▸ **Items**:
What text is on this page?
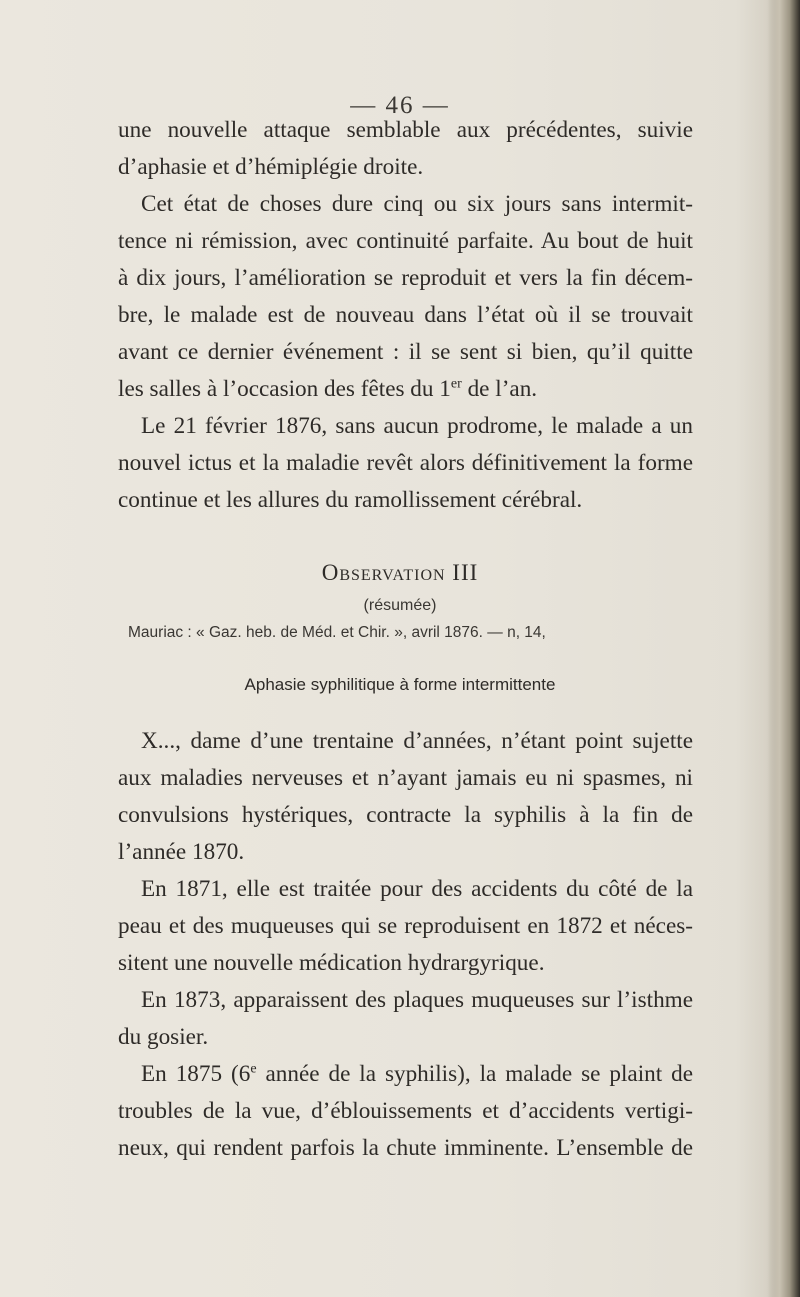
— 46 —
une nouvelle attaque semblable aux précédentes, suivie
d’aphasie et d’hémiplégie droite.
Cet état de choses dure cinq ou six jours sans intermit-
tence ni rémission, avec continuité parfaite. Au bout de huit
à dix jours, l’amélioration se reproduit et vers la fin décem-
bre, le malade est de nouveau dans l’état où il se trouvait
avant ce dernier événement : il se sent si bien, qu’il quitte
les salles à l’occasion des fêtes du 1er de l’an.
Le 21 février 1876, sans aucun prodrome, le malade a un
nouvel ictus et la maladie revêt alors définitivement la forme
continue et les allures du ramollissement cérébral.
Observation III
(résumée)
Mauriac : « Gaz. heb. de Méd. et Chir. », avril 1876. — n, 14,
Aphasie syphilitique à forme intermittente
X..., dame d’une trentaine d’années, n’étant point sujette
aux maladies nerveuses et n’ayant jamais eu ni spasmes, ni
convulsions hystériques, contracte la syphilis à la fin de
l’année 1870.
En 1871, elle est traitée pour des accidents du côté de la
peau et des muqueuses qui se reproduisent en 1872 et néces-
sitent une nouvelle médication hydrargyrique.
En 1873, apparaissent des plaques muqueuses sur l’isthme
du gosier.
En 1875 (6e année de la syphilis), la malade se plaint de
troubles de la vue, d’éblouissements et d’accidents vertigi-
neux, qui rendent parfois la chute imminente. L’ensemble de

▸ **Your task**: None of the pictures should appear; repeat the records exactly otherwise.

▸ **Answer to the problem**:
What text is on this page?
— 46 —
une nouvelle attaque semblable aux précédentes, suivie
d’aphasie et d’hémiplégie droite.
Cet état de choses dure cinq ou six jours sans intermit-
tence ni rémission, avec continuité parfaite. Au bout de huit
à dix jours, l’amélioration se reproduit et vers la fin décem-
bre, le malade est de nouveau dans l’état où il se trouvait
avant ce dernier événement : il se sent si bien, qu’il quitte
les salles à l’occasion des fêtes du 1er de l’an.
Le 21 février 1876, sans aucun prodrome, le malade a un
nouvel ictus et la maladie revêt alors définitivement la forme
continue et les allures du ramollissement cérébral.
Observation III
(résumée)
Mauriac : « Gaz. heb. de Méd. et Chir. », avril 1876. — n, 14,
Aphasie syphilitique à forme intermittente
X..., dame d’une trentaine d’années, n’étant point sujette
aux maladies nerveuses et n’ayant jamais eu ni spasmes, ni
convulsions hystériques, contracte la syphilis à la fin de
l’année 1870.
En 1871, elle est traitée pour des accidents du côté de la
peau et des muqueuses qui se reproduisent en 1872 et néces-
sitent une nouvelle médication hydrargyrique.
En 1873, apparaissent des plaques muqueuses sur l’isthme
du gosier.
En 1875 (6e année de la syphilis), la malade se plaint de
troubles de la vue, d’éblouissements et d’accidents vertigi-
neux, qui rendent parfois la chute imminente. L’ensemble de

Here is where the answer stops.